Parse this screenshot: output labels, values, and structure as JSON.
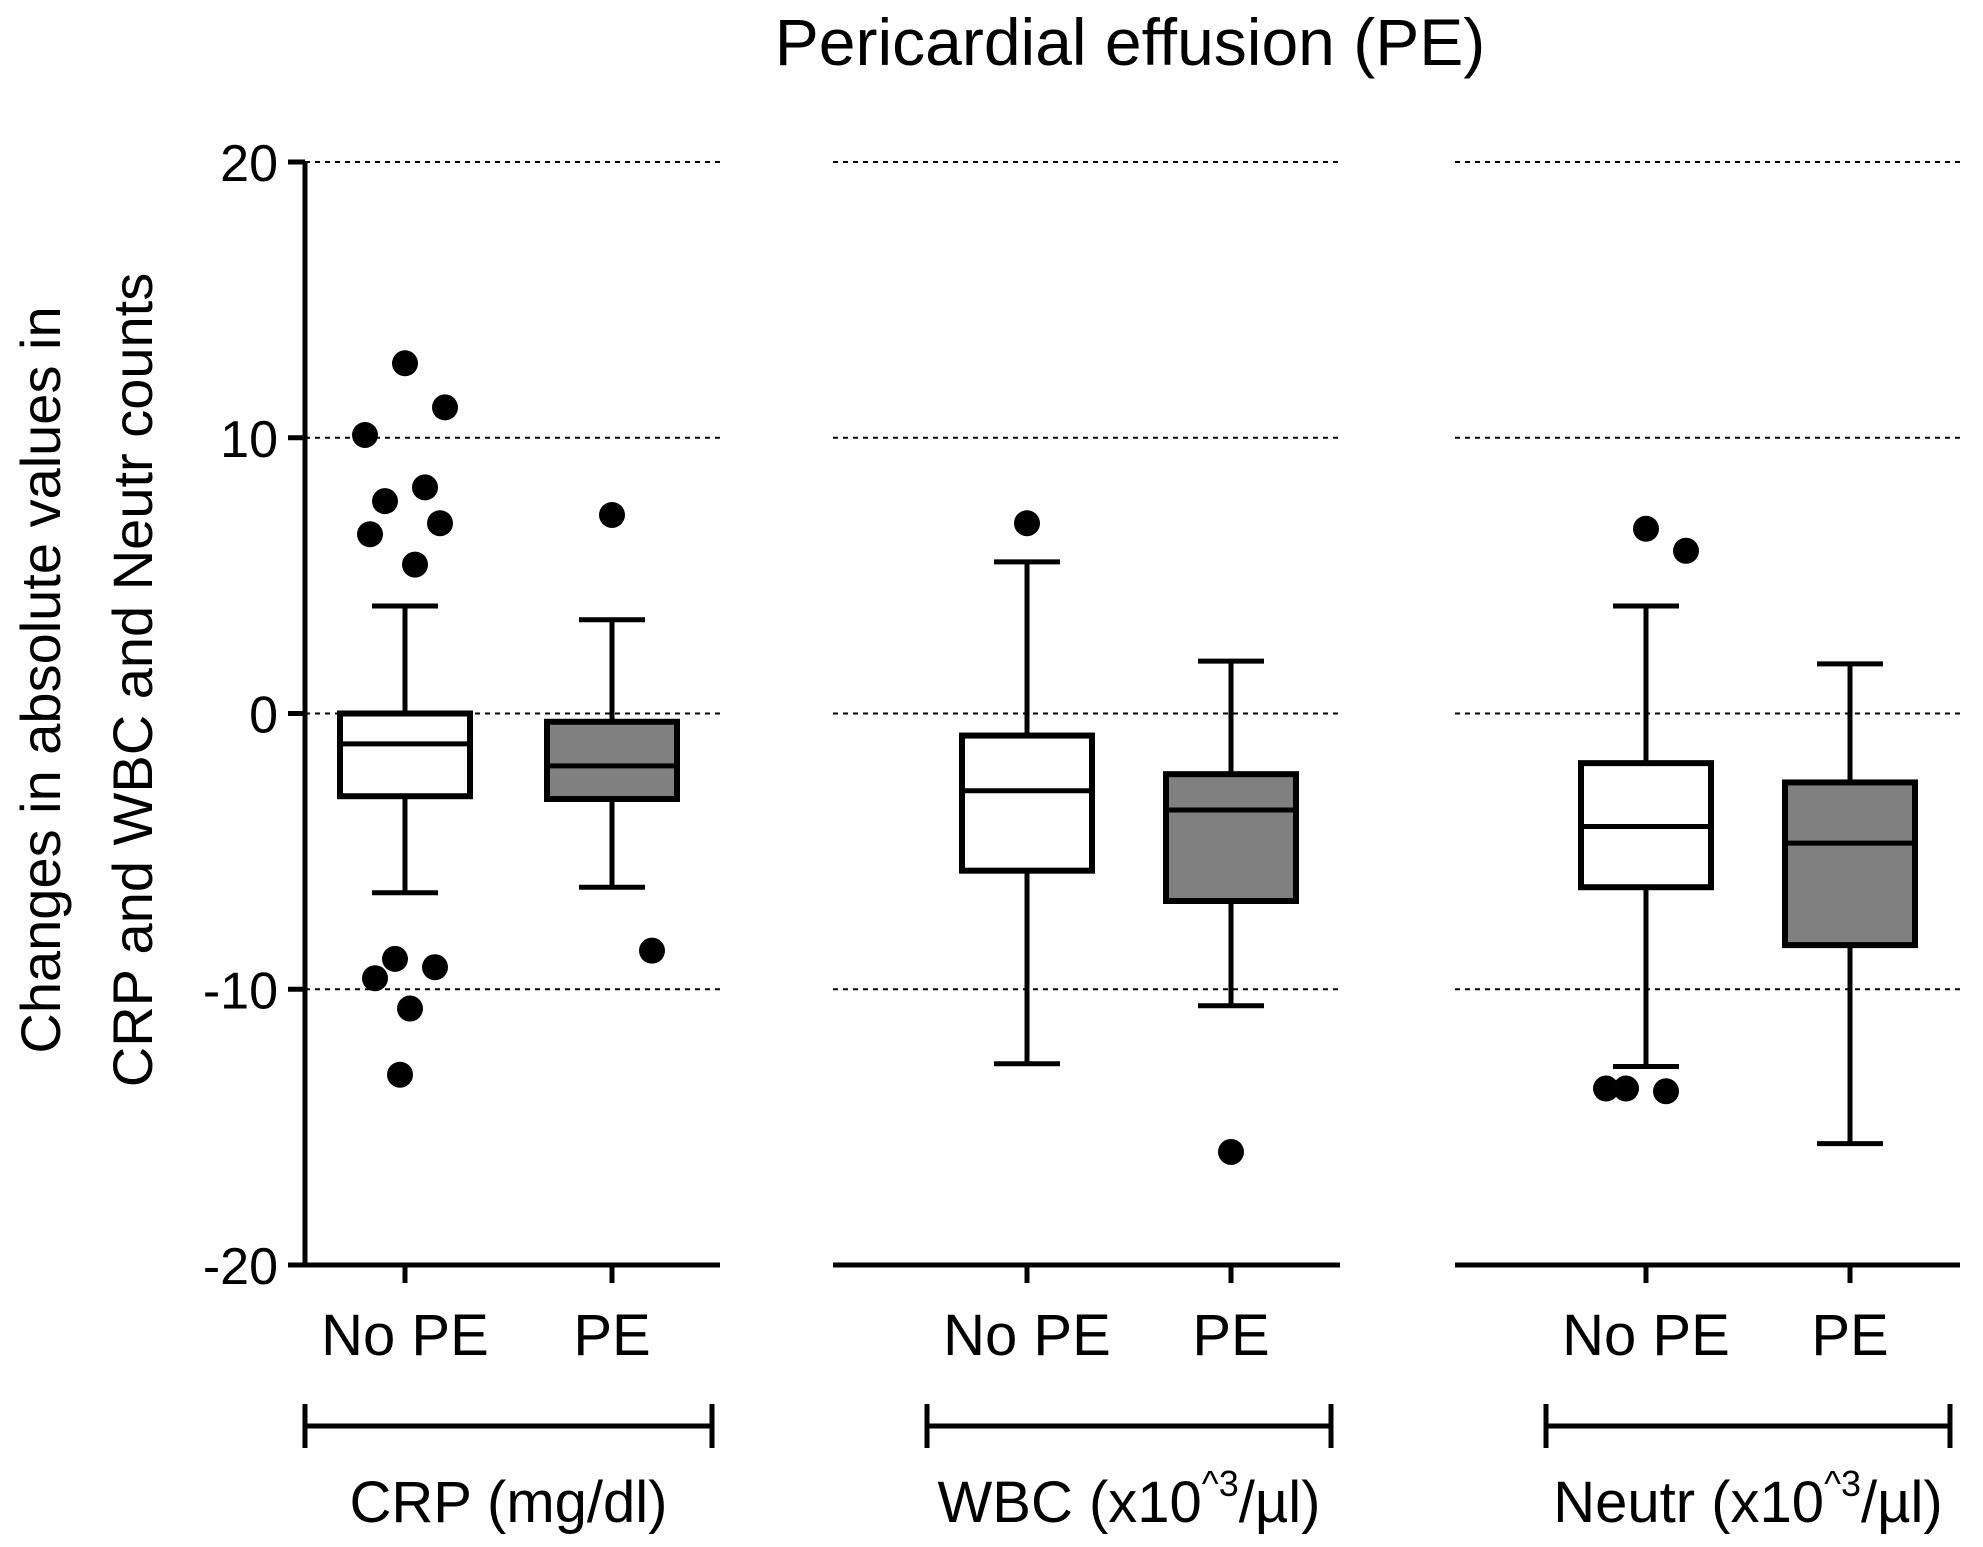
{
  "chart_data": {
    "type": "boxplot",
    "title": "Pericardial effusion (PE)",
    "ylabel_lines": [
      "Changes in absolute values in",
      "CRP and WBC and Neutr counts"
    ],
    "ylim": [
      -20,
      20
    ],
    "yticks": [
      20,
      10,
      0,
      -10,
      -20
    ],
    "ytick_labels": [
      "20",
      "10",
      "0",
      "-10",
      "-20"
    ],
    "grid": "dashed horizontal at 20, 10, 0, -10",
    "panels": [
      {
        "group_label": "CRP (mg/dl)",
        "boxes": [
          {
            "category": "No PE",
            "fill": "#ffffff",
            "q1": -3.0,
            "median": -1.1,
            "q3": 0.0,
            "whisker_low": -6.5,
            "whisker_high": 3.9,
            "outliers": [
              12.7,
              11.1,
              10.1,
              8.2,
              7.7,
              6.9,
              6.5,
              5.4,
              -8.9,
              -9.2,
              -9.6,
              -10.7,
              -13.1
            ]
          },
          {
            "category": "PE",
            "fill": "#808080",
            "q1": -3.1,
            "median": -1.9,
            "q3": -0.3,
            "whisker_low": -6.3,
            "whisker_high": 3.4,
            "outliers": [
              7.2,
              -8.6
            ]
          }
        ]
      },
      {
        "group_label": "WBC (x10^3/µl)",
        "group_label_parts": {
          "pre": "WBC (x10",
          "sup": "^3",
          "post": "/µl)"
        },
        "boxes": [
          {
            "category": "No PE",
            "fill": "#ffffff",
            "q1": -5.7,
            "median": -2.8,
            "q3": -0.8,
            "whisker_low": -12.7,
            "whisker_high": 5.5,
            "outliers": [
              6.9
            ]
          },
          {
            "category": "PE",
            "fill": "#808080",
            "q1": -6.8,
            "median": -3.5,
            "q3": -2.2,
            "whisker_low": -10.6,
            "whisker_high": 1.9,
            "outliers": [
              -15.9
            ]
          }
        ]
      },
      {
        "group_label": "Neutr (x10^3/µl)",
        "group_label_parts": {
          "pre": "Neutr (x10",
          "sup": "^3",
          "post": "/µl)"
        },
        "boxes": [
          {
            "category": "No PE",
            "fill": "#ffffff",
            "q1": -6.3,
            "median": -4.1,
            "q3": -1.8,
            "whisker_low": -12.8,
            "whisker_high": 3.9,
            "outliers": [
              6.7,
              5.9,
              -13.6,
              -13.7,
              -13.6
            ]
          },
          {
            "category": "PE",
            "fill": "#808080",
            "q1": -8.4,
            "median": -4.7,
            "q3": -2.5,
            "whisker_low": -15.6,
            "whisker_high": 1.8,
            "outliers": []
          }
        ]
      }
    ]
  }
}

> _TASK REQUIREMENTS_
Copy each line in full and exactly, omitting any picture.

> _TASK OUTPUT_
Parse this screenshot: output labels, values, and structure as JSON.
{
  "chart_data": {
    "type": "boxplot",
    "title": "Pericardial effusion (PE)",
    "ylabel_lines": [
      "Changes in absolute values in",
      "CRP and WBC and Neutr counts"
    ],
    "ylim": [
      -20,
      20
    ],
    "yticks": [
      20,
      10,
      0,
      -10,
      -20
    ],
    "ytick_labels": [
      "20",
      "10",
      "0",
      "-10",
      "-20"
    ],
    "grid": "dashed horizontal at 20, 10, 0, -10",
    "panels": [
      {
        "group_label": "CRP (mg/dl)",
        "boxes": [
          {
            "category": "No PE",
            "fill": "#ffffff",
            "q1": -3.0,
            "median": -1.1,
            "q3": 0.0,
            "whisker_low": -6.5,
            "whisker_high": 3.9,
            "outliers": [
              12.7,
              11.1,
              10.1,
              8.2,
              7.7,
              6.9,
              6.5,
              5.4,
              -8.9,
              -9.2,
              -9.6,
              -10.7,
              -13.1
            ]
          },
          {
            "category": "PE",
            "fill": "#808080",
            "q1": -3.1,
            "median": -1.9,
            "q3": -0.3,
            "whisker_low": -6.3,
            "whisker_high": 3.4,
            "outliers": [
              7.2,
              -8.6
            ]
          }
        ]
      },
      {
        "group_label": "WBC (x10^3/µl)",
        "group_label_parts": {
          "pre": "WBC (x10",
          "sup": "^3",
          "post": "/µl)"
        },
        "boxes": [
          {
            "category": "No PE",
            "fill": "#ffffff",
            "q1": -5.7,
            "median": -2.8,
            "q3": -0.8,
            "whisker_low": -12.7,
            "whisker_high": 5.5,
            "outliers": [
              6.9
            ]
          },
          {
            "category": "PE",
            "fill": "#808080",
            "q1": -6.8,
            "median": -3.5,
            "q3": -2.2,
            "whisker_low": -10.6,
            "whisker_high": 1.9,
            "outliers": [
              -15.9
            ]
          }
        ]
      },
      {
        "group_label": "Neutr (x10^3/µl)",
        "group_label_parts": {
          "pre": "Neutr (x10",
          "sup": "^3",
          "post": "/µl)"
        },
        "boxes": [
          {
            "category": "No PE",
            "fill": "#ffffff",
            "q1": -6.3,
            "median": -4.1,
            "q3": -1.8,
            "whisker_low": -12.8,
            "whisker_high": 3.9,
            "outliers": [
              6.7,
              5.9,
              -13.6,
              -13.7,
              -13.6
            ]
          },
          {
            "category": "PE",
            "fill": "#808080",
            "q1": -8.4,
            "median": -4.7,
            "q3": -2.5,
            "whisker_low": -15.6,
            "whisker_high": 1.8,
            "outliers": []
          }
        ]
      }
    ]
  }
}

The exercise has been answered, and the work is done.